Find every line with "Courses" in it, then report how many there are and nothing more.

** start of SUPPLIED MATERIAL **

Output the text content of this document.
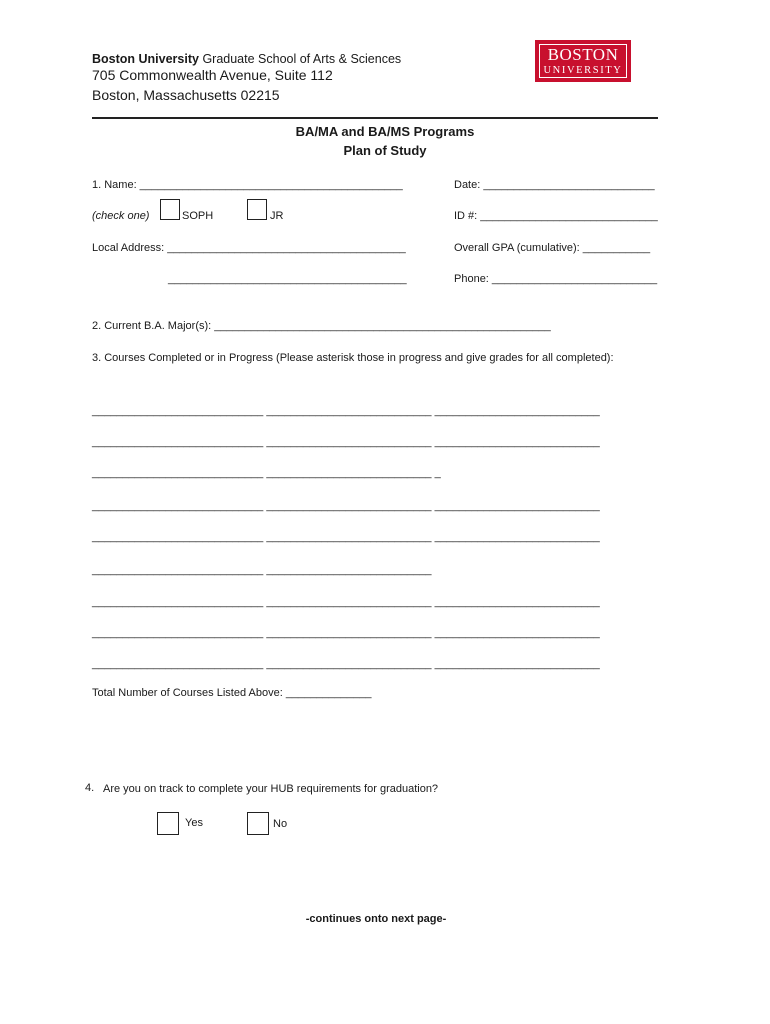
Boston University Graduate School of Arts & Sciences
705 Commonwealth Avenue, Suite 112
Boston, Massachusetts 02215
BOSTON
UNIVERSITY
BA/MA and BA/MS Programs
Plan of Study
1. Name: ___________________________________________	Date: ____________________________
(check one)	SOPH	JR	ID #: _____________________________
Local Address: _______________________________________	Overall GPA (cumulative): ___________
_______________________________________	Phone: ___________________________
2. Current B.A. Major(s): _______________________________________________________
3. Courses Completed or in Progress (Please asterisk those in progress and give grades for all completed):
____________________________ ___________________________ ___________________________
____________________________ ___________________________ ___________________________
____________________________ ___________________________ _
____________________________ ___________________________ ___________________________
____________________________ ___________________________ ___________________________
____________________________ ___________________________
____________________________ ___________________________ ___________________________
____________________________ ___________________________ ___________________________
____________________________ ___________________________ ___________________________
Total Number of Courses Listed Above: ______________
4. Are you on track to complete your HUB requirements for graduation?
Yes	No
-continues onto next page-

** end of SUPPLIED MATERIAL **

ANSWER TO THIS TASK:
2